*RECORDS SHOWN*
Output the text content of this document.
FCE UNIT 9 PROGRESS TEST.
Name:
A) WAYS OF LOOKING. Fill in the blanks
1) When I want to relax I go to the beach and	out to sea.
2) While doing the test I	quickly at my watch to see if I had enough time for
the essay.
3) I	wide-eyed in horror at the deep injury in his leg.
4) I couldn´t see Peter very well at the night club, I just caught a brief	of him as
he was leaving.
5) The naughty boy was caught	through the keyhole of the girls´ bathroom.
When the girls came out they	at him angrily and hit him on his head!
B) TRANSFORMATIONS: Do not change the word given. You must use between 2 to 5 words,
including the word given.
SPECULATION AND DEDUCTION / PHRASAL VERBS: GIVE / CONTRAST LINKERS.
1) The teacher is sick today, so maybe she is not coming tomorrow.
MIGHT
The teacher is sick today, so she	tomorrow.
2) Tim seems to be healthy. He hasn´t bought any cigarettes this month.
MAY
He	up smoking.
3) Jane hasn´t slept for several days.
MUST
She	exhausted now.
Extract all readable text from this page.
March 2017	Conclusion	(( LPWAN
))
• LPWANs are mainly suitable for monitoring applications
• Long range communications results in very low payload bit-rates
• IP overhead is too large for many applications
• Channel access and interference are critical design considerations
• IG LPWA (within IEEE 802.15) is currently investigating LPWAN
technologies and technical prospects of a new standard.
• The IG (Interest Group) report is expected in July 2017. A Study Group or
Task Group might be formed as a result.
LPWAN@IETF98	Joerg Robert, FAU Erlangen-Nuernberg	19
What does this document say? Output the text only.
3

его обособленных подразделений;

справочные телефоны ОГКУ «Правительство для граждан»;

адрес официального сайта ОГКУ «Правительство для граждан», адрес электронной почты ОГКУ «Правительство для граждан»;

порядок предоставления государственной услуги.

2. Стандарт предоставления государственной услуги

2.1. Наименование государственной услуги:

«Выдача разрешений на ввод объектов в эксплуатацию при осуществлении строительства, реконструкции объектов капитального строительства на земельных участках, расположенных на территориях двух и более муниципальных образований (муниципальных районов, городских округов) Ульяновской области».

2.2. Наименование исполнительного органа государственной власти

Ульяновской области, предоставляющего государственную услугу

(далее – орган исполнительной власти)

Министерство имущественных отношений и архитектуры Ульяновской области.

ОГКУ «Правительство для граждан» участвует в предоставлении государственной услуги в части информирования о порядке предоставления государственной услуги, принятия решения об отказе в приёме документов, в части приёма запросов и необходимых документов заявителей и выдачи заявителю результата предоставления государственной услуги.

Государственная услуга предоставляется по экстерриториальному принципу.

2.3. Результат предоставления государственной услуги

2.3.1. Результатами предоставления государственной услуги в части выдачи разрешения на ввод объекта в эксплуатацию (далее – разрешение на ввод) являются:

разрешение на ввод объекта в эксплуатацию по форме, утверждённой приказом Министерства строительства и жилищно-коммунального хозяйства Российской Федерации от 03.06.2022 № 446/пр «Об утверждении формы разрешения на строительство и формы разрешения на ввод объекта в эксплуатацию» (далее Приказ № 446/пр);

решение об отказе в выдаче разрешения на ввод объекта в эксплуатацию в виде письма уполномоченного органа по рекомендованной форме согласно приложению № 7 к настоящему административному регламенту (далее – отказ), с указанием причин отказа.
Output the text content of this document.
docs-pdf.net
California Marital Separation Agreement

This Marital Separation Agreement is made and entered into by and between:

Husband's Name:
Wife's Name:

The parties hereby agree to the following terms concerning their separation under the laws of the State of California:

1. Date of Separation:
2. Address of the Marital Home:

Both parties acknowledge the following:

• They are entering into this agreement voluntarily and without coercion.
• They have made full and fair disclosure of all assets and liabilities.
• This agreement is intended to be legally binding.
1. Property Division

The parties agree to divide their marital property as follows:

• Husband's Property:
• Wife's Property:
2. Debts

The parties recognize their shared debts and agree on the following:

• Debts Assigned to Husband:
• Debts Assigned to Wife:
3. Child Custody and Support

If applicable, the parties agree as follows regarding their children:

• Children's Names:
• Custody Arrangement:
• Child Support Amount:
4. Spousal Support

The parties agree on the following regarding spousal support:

*WHAT IS ASKED*
Retype the entries exactly, including every line.

*ANSWER TO THIS TASK*
Output the text content of this document.
FCE UNIT 9 PROGRESS TEST.
Name:
A) WAYS OF LOOKING. Fill in the blanks
1) When I want to relax I go to the beach and	out to sea.
2) While doing the test I	quickly at my watch to see if I had enough time for
the essay.
3) I	wide-eyed in horror at the deep injury in his leg.
4) I couldn´t see Peter very well at the night club, I just caught a brief	of him as
he was leaving.
5) The naughty boy was caught	through the keyhole of the girls´ bathroom.
When the girls came out they	at him angrily and hit him on his head!
B) TRANSFORMATIONS: Do not change the word given. You must use between 2 to 5 words,
including the word given.
SPECULATION AND DEDUCTION / PHRASAL VERBS: GIVE / CONTRAST LINKERS.
1) The teacher is sick today, so maybe she is not coming tomorrow.
MIGHT
The teacher is sick today, so she	tomorrow.
2) Tim seems to be healthy. He hasn´t bought any cigarettes this month.
MAY
He	up smoking.
3) Jane hasn´t slept for several days.
MUST
She	exhausted now.
Extract all readable text from this page.
March 2017	Conclusion	(( LPWAN
))
• LPWANs are mainly suitable for monitoring applications
• Long range communications results in very low payload bit-rates
• IP overhead is too large for many applications
• Channel access and interference are critical design considerations
• IG LPWA (within IEEE 802.15) is currently investigating LPWAN
technologies and technical prospects of a new standard.
• The IG (Interest Group) report is expected in July 2017. A Study Group or
Task Group might be formed as a result.
LPWAN@IETF98	Joerg Robert, FAU Erlangen-Nuernberg	19
What does this document say? Output the text only.
3

его обособленных подразделений;

справочные телефоны ОГКУ «Правительство для граждан»;

адрес официального сайта ОГКУ «Правительство для граждан», адрес электронной почты ОГКУ «Правительство для граждан»;

порядок предоставления государственной услуги.

2. Стандарт предоставления государственной услуги

2.1. Наименование государственной услуги:

«Выдача разрешений на ввод объектов в эксплуатацию при осуществлении строительства, реконструкции объектов капитального строительства на земельных участках, расположенных на территориях двух и более муниципальных образований (муниципальных районов, городских округов) Ульяновской области».

2.2. Наименование исполнительного органа государственной власти

Ульяновской области, предоставляющего государственную услугу

(далее – орган исполнительной власти)

Министерство имущественных отношений и архитектуры Ульяновской области.

ОГКУ «Правительство для граждан» участвует в предоставлении государственной услуги в части информирования о порядке предоставления государственной услуги, принятия решения об отказе в приёме документов, в части приёма запросов и необходимых документов заявителей и выдачи заявителю результата предоставления государственной услуги.

Государственная услуга предоставляется по экстерриториальному принципу.

2.3. Результат предоставления государственной услуги

2.3.1. Результатами предоставления государственной услуги в части выдачи разрешения на ввод объекта в эксплуатацию (далее – разрешение на ввод) являются:

разрешение на ввод объекта в эксплуатацию по форме, утверждённой приказом Министерства строительства и жилищно-коммунального хозяйства Российской Федерации от 03.06.2022 № 446/пр «Об утверждении формы разрешения на строительство и формы разрешения на ввод объекта в эксплуатацию» (далее Приказ № 446/пр);

решение об отказе в выдаче разрешения на ввод объекта в эксплуатацию в виде письма уполномоченного органа по рекомендованной форме согласно приложению № 7 к настоящему административному регламенту (далее – отказ), с указанием причин отказа.
Output the text content of this document.
docs-pdf.net
California Marital Separation Agreement

This Marital Separation Agreement is made and entered into by and between:

Husband's Name:
Wife's Name:

The parties hereby agree to the following terms concerning their separation under the laws of the State of California:

1. Date of Separation:
2. Address of the Marital Home:

Both parties acknowledge the following:

• They are entering into this agreement voluntarily and without coercion.
• They have made full and fair disclosure of all assets and liabilities.
• This agreement is intended to be legally binding.
1. Property Division

The parties agree to divide their marital property as follows:

• Husband's Property:
• Wife's Property:
2. Debts

The parties recognize their shared debts and agree on the following:

• Debts Assigned to Husband:
• Debts Assigned to Wife:
3. Child Custody and Support

If applicable, the parties agree as follows regarding their children:

• Children's Names:
• Custody Arrangement:
• Child Support Amount:
4. Spousal Support

The parties agree on the following regarding spousal support:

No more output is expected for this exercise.